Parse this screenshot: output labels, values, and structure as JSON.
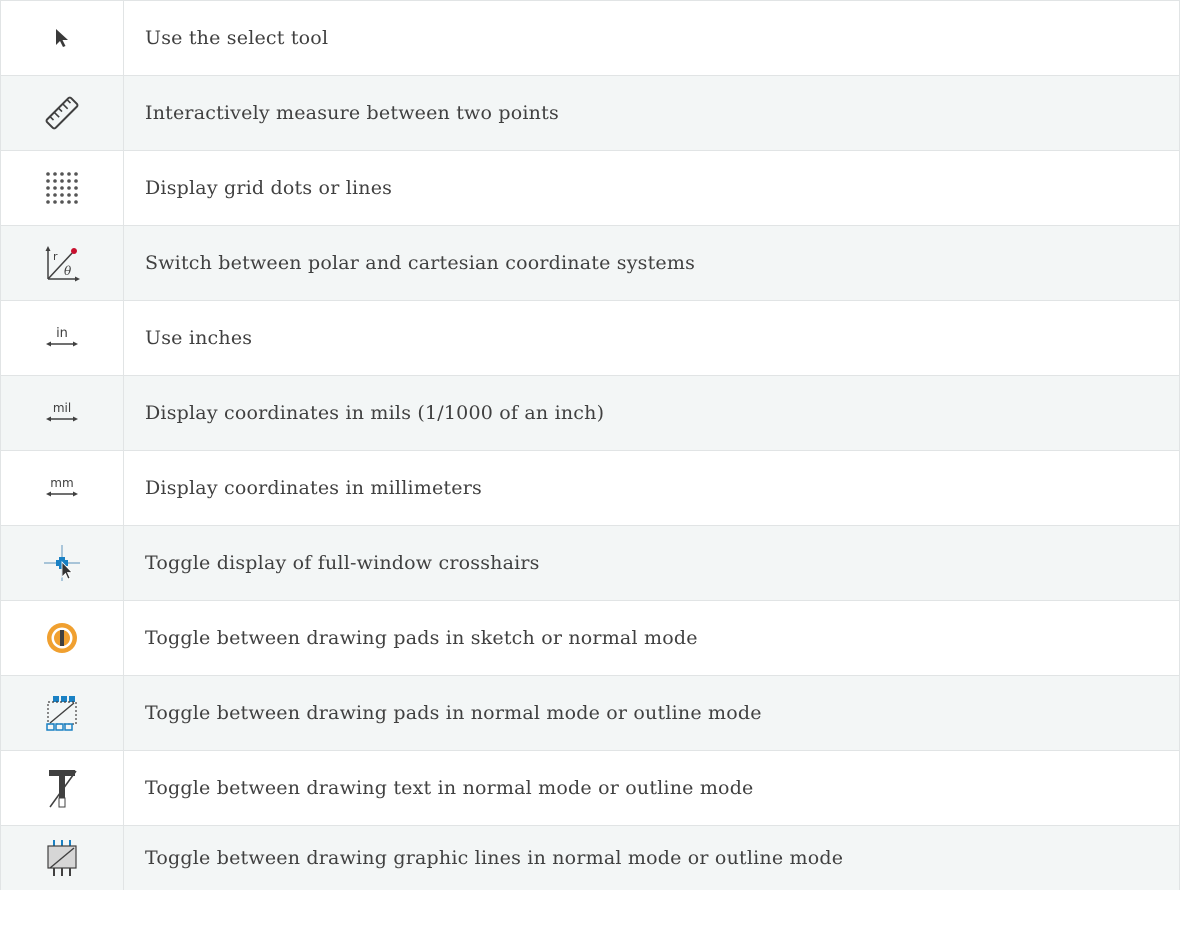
{
  "rows": [
    {
      "icon": "select-arrow-icon",
      "text": "Use the select tool"
    },
    {
      "icon": "ruler-measure-icon",
      "text": "Interactively measure between two points"
    },
    {
      "icon": "grid-dots-icon",
      "text": "Display grid dots or lines"
    },
    {
      "icon": "polar-coordinates-icon",
      "text": "Switch between polar and cartesian coordinate systems"
    },
    {
      "icon": "units-inches-icon",
      "text": "Use inches"
    },
    {
      "icon": "units-mils-icon",
      "text": "Display coordinates in mils (1/1000 of an inch)"
    },
    {
      "icon": "units-mm-icon",
      "text": "Display coordinates in millimeters"
    },
    {
      "icon": "crosshairs-icon",
      "text": "Toggle display of full-window crosshairs"
    },
    {
      "icon": "pad-sketch-mode-icon",
      "text": "Toggle between drawing pads in sketch or normal mode"
    },
    {
      "icon": "pad-outline-mode-icon",
      "text": "Toggle between drawing pads in normal mode or outline mode"
    },
    {
      "icon": "text-outline-mode-icon",
      "text": "Toggle between drawing text in normal mode or outline mode"
    },
    {
      "icon": "graphic-lines-outline-mode-icon",
      "text": "Toggle between drawing graphic lines in normal mode or outline mode"
    }
  ],
  "icon_labels": {
    "polar_r": "r",
    "polar_theta": "θ",
    "inches": "in",
    "mils": "mil",
    "mm": "mm"
  },
  "colors": {
    "text": "#404040",
    "border": "#e1e4e5",
    "stripe": "#f3f6f6",
    "icon_dark": "#404040",
    "icon_blue": "#1a81c4",
    "icon_orange": "#f0a030",
    "icon_red": "#c8102e"
  }
}
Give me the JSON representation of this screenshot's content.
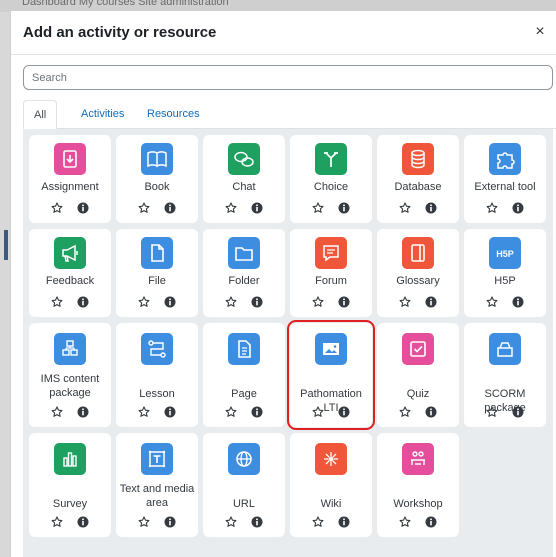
{
  "backdrop": {
    "text": "Dashboard   My courses   Site administration"
  },
  "modal": {
    "title": "Add an activity or resource",
    "close_label": "×",
    "search_placeholder": "Search",
    "tabs": [
      "All",
      "Activities",
      "Resources"
    ],
    "active_tab": "All"
  },
  "items": [
    {
      "label": "Assignment",
      "icon": "assignment-icon",
      "color": "#e54e9a"
    },
    {
      "label": "Book",
      "icon": "book-icon",
      "color": "#3d8ee0"
    },
    {
      "label": "Chat",
      "icon": "chat-icon",
      "color": "#1ea060"
    },
    {
      "label": "Choice",
      "icon": "choice-icon",
      "color": "#1ea060"
    },
    {
      "label": "Database",
      "icon": "database-icon",
      "color": "#f0563a"
    },
    {
      "label": "External tool",
      "icon": "puzzle-icon",
      "color": "#3d8ee0"
    },
    {
      "label": "Feedback",
      "icon": "megaphone-icon",
      "color": "#1ea060"
    },
    {
      "label": "File",
      "icon": "file-icon",
      "color": "#3d8ee0"
    },
    {
      "label": "Folder",
      "icon": "folder-icon",
      "color": "#3d8ee0"
    },
    {
      "label": "Forum",
      "icon": "forum-icon",
      "color": "#f0563a"
    },
    {
      "label": "Glossary",
      "icon": "glossary-icon",
      "color": "#f0563a"
    },
    {
      "label": "H5P",
      "icon": "h5p-icon",
      "color": "#3d8ee0"
    },
    {
      "label": "IMS content package",
      "icon": "package-icon",
      "color": "#3d8ee0"
    },
    {
      "label": "Lesson",
      "icon": "lesson-icon",
      "color": "#3d8ee0"
    },
    {
      "label": "Page",
      "icon": "page-icon",
      "color": "#3d8ee0"
    },
    {
      "label": "Pathomation LTI",
      "icon": "image-icon",
      "color": "#3d8ee0",
      "highlighted": true
    },
    {
      "label": "Quiz",
      "icon": "quiz-icon",
      "color": "#e54e9a"
    },
    {
      "label": "SCORM package",
      "icon": "scorm-icon",
      "color": "#3d8ee0"
    },
    {
      "label": "Survey",
      "icon": "survey-icon",
      "color": "#1ea060"
    },
    {
      "label": "Text and media area",
      "icon": "text-media-icon",
      "color": "#3d8ee0"
    },
    {
      "label": "URL",
      "icon": "globe-icon",
      "color": "#3d8ee0"
    },
    {
      "label": "Wiki",
      "icon": "wiki-icon",
      "color": "#f0563a"
    },
    {
      "label": "Workshop",
      "icon": "workshop-icon",
      "color": "#e54e9a"
    }
  ]
}
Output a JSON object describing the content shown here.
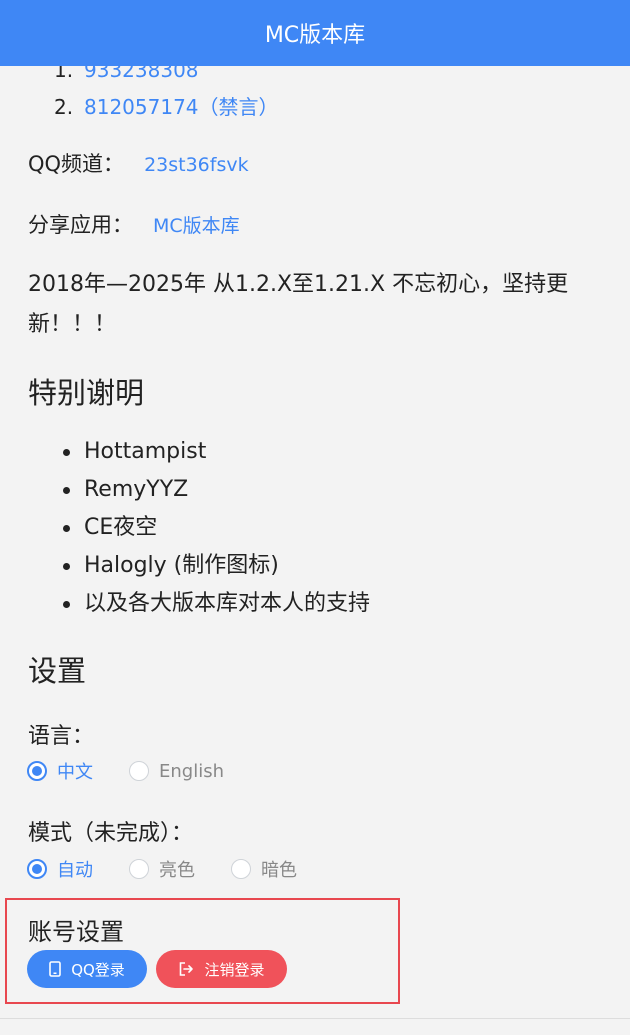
{
  "header": {
    "title": "MC版本库"
  },
  "groups": [
    {
      "num": "1.",
      "value": "933238308"
    },
    {
      "num": "2.",
      "value": "812057174（禁言）"
    }
  ],
  "qq_channel": {
    "label": "QQ频道：",
    "value": "23st36fsvk"
  },
  "share_app": {
    "label": "分享应用：",
    "value": "MC版本库"
  },
  "slogan": "2018年—2025年 从1.2.X至1.21.X 不忘初心，坚持更新！！！",
  "thanks": {
    "title": "特别谢明",
    "items": [
      "Hottampist",
      "RemyYYZ",
      "CE夜空",
      "Halogly (制作图标)",
      "以及各大版本库对本人的支持"
    ]
  },
  "settings": {
    "title": "设置",
    "language": {
      "label": "语言：",
      "options": [
        "中文",
        "English"
      ],
      "selected": "中文"
    },
    "mode": {
      "label": "模式（未完成）：",
      "options": [
        "自动",
        "亮色",
        "暗色"
      ],
      "selected": "自动"
    }
  },
  "account": {
    "title": "账号设置",
    "qq_login_label": "QQ登录",
    "logout_label": "注销登录",
    "icons": {
      "qq_login": "phone-icon",
      "logout": "logout-icon"
    }
  },
  "colors": {
    "primary": "#3f87f5",
    "danger": "#f0525a",
    "highlight_border": "#e8474f",
    "background": "#f3f3f3"
  }
}
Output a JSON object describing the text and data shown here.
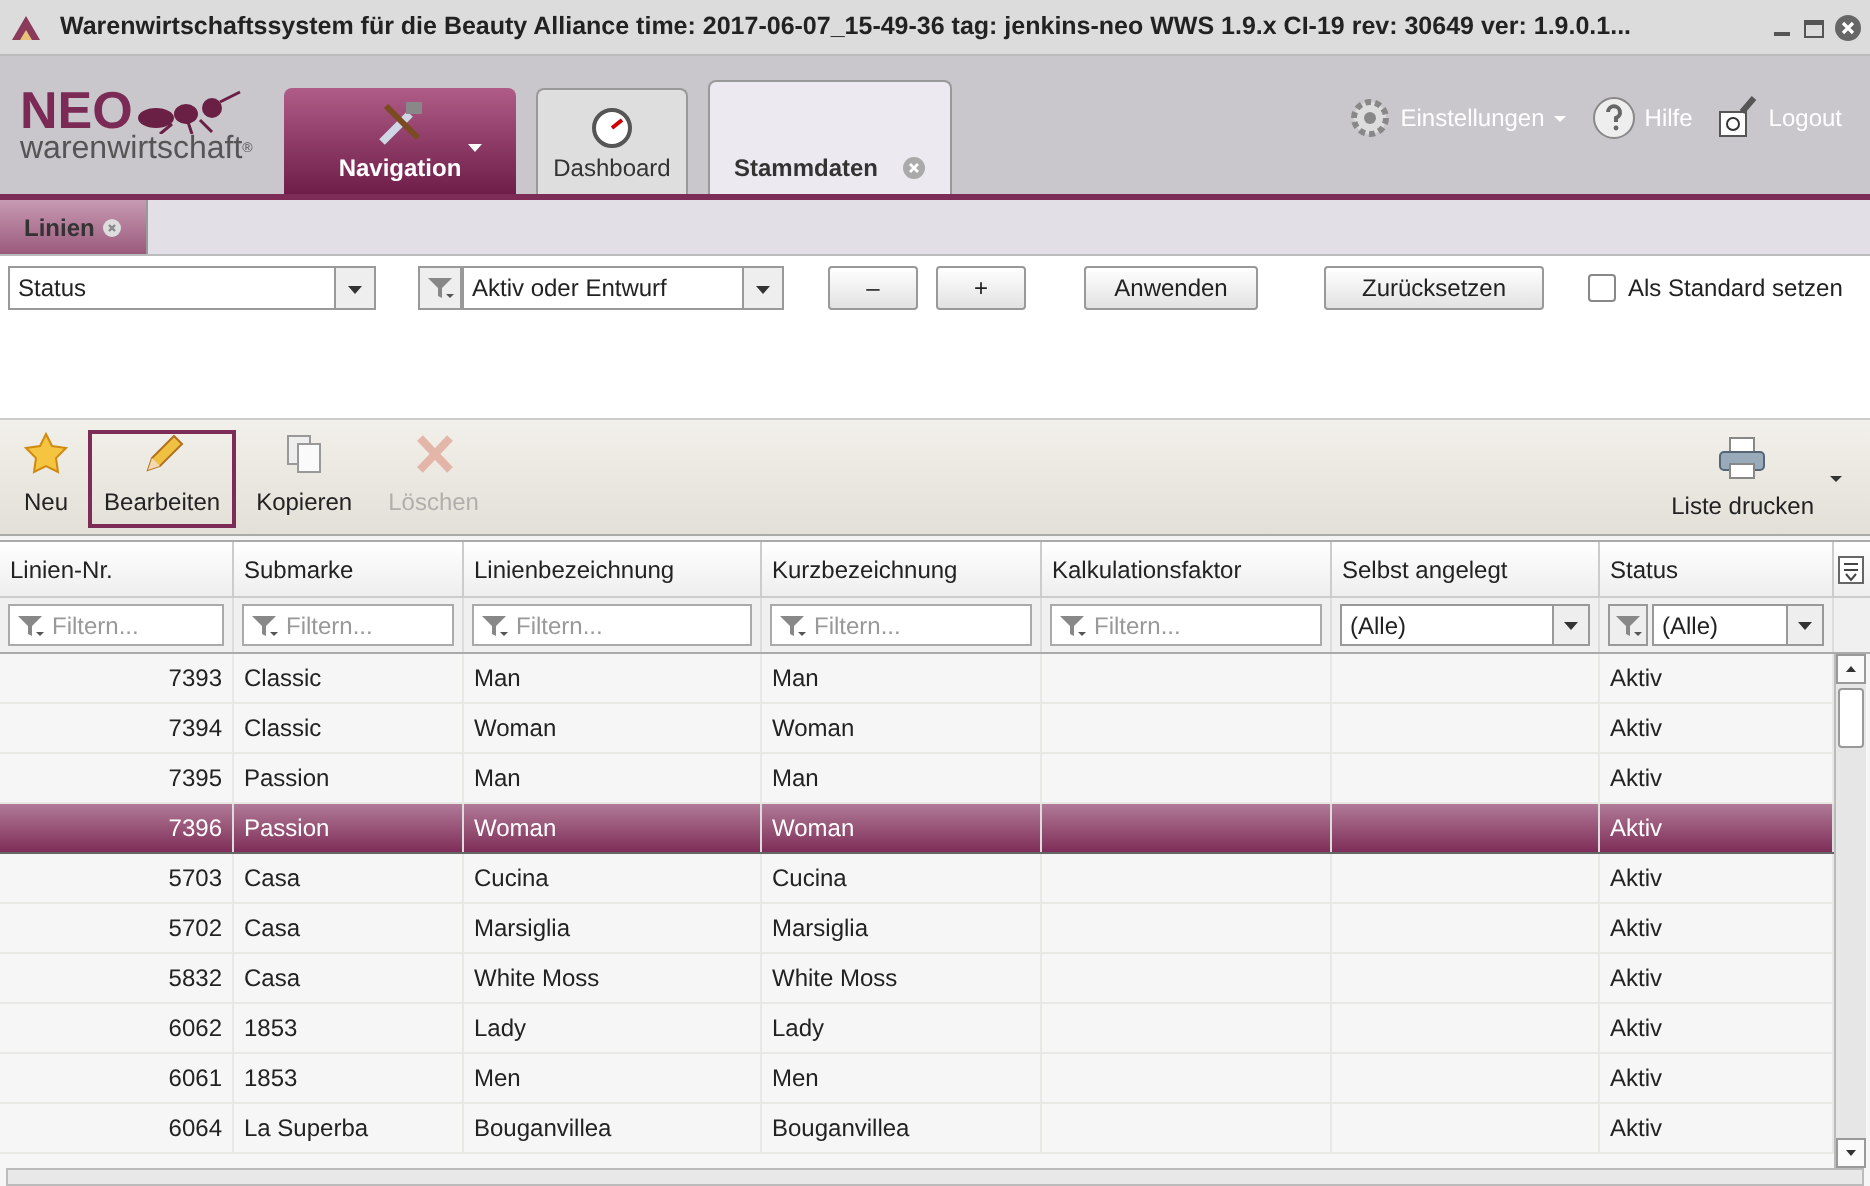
{
  "window": {
    "title": "Warenwirtschaftssystem für die Beauty Alliance time: 2017-06-07_15-49-36 tag: jenkins-neo WWS 1.9.x CI-19 rev: 30649 ver: 1.9.0.1..."
  },
  "logo": {
    "top": "NEO",
    "bottom_prefix": "waren",
    "bottom_suffix": "wirtschaft",
    "mark": "®"
  },
  "main_tabs": [
    {
      "label": "Navigation",
      "kind": "menu",
      "selected": false
    },
    {
      "label": "Dashboard",
      "kind": "icon",
      "selected": false
    },
    {
      "label": "Stammdaten",
      "kind": "closable",
      "selected": true
    }
  ],
  "header_links": [
    {
      "label": "Einstellungen",
      "kind": "settings"
    },
    {
      "label": "Hilfe",
      "kind": "help"
    },
    {
      "label": "Logout",
      "kind": "logout"
    }
  ],
  "sub_tabs": [
    {
      "label": "Linien",
      "selected": true
    }
  ],
  "filter": {
    "field": "Status",
    "value": "Aktiv oder Entwurf",
    "minus": "–",
    "plus": "+",
    "apply": "Anwenden",
    "reset": "Zurücksetzen",
    "default_label": "Als Standard setzen",
    "default_checked": false
  },
  "toolbar": [
    {
      "label": "Neu",
      "kind": "new",
      "selected": false,
      "disabled": false
    },
    {
      "label": "Bearbeiten",
      "kind": "edit",
      "selected": true,
      "disabled": false
    },
    {
      "label": "Kopieren",
      "kind": "copy",
      "selected": false,
      "disabled": false
    },
    {
      "label": "Löschen",
      "kind": "delete",
      "selected": false,
      "disabled": true
    }
  ],
  "print_button": "Liste drucken",
  "table": {
    "columns": [
      {
        "label": "Linien-Nr.",
        "kind": "text",
        "placeholder": "Filtern..."
      },
      {
        "label": "Submarke",
        "kind": "text",
        "placeholder": "Filtern..."
      },
      {
        "label": "Linienbezeichnung",
        "kind": "text",
        "placeholder": "Filtern..."
      },
      {
        "label": "Kurzbezeichnung",
        "kind": "text",
        "placeholder": "Filtern..."
      },
      {
        "label": "Kalkulationsfaktor",
        "kind": "text",
        "placeholder": "Filtern..."
      },
      {
        "label": "Selbst angelegt",
        "kind": "select",
        "value": "(Alle)"
      },
      {
        "label": "Status",
        "kind": "select_funnel",
        "value": "(Alle)"
      }
    ],
    "rows": [
      {
        "cells": [
          "7393",
          "Classic",
          "Man",
          "Man",
          "",
          "",
          "Aktiv"
        ],
        "selected": false
      },
      {
        "cells": [
          "7394",
          "Classic",
          "Woman",
          "Woman",
          "",
          "",
          "Aktiv"
        ],
        "selected": false
      },
      {
        "cells": [
          "7395",
          "Passion",
          "Man",
          "Man",
          "",
          "",
          "Aktiv"
        ],
        "selected": false
      },
      {
        "cells": [
          "7396",
          "Passion",
          "Woman",
          "Woman",
          "",
          "",
          "Aktiv"
        ],
        "selected": true
      },
      {
        "cells": [
          "5703",
          "Casa",
          "Cucina",
          "Cucina",
          "",
          "",
          "Aktiv"
        ],
        "selected": false
      },
      {
        "cells": [
          "5702",
          "Casa",
          "Marsiglia",
          "Marsiglia",
          "",
          "",
          "Aktiv"
        ],
        "selected": false
      },
      {
        "cells": [
          "5832",
          "Casa",
          "White Moss",
          "White Moss",
          "",
          "",
          "Aktiv"
        ],
        "selected": false
      },
      {
        "cells": [
          "6062",
          "1853",
          "Lady",
          "Lady",
          "",
          "",
          "Aktiv"
        ],
        "selected": false
      },
      {
        "cells": [
          "6061",
          "1853",
          "Men",
          "Men",
          "",
          "",
          "Aktiv"
        ],
        "selected": false
      },
      {
        "cells": [
          "6064",
          "La Superba",
          "Bouganvillea",
          "Bouganvillea",
          "",
          "",
          "Aktiv"
        ],
        "selected": false
      }
    ]
  }
}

——————

Given task:
Pick out and copy the lines of the entries that hold the string "drawing".

Answer to this problem:
      "text": "Toggle between drawing pads in sketch or normal mode"
      "text": "Toggle between drawing pads in normal mode or outline mode"
      "text": "Toggle between drawing text in normal mode or outline mode"
      "text": "Toggle between drawing graphic lines in normal mode or outline mode"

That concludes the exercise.